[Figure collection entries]

▬▬▬

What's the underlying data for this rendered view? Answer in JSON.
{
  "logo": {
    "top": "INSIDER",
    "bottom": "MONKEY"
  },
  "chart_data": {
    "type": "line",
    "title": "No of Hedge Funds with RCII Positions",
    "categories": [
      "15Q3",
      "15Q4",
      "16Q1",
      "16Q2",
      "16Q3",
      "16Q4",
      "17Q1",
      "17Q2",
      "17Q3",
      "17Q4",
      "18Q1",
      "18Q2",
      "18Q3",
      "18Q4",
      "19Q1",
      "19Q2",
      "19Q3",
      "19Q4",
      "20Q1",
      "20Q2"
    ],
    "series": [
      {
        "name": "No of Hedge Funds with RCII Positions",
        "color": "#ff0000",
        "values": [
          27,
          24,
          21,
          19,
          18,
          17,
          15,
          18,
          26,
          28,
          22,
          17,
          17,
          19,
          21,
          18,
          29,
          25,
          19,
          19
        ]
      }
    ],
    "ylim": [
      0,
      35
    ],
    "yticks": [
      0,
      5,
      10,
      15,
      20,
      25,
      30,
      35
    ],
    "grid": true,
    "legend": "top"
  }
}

▬▬▬

*Description of the task:*
Identify each line in the records above containing the word "RCII"; copy those lines.

*Response:*
    "title": "No of Hedge Funds with RCII Positions",
        "name": "No of Hedge Funds with RCII Positions",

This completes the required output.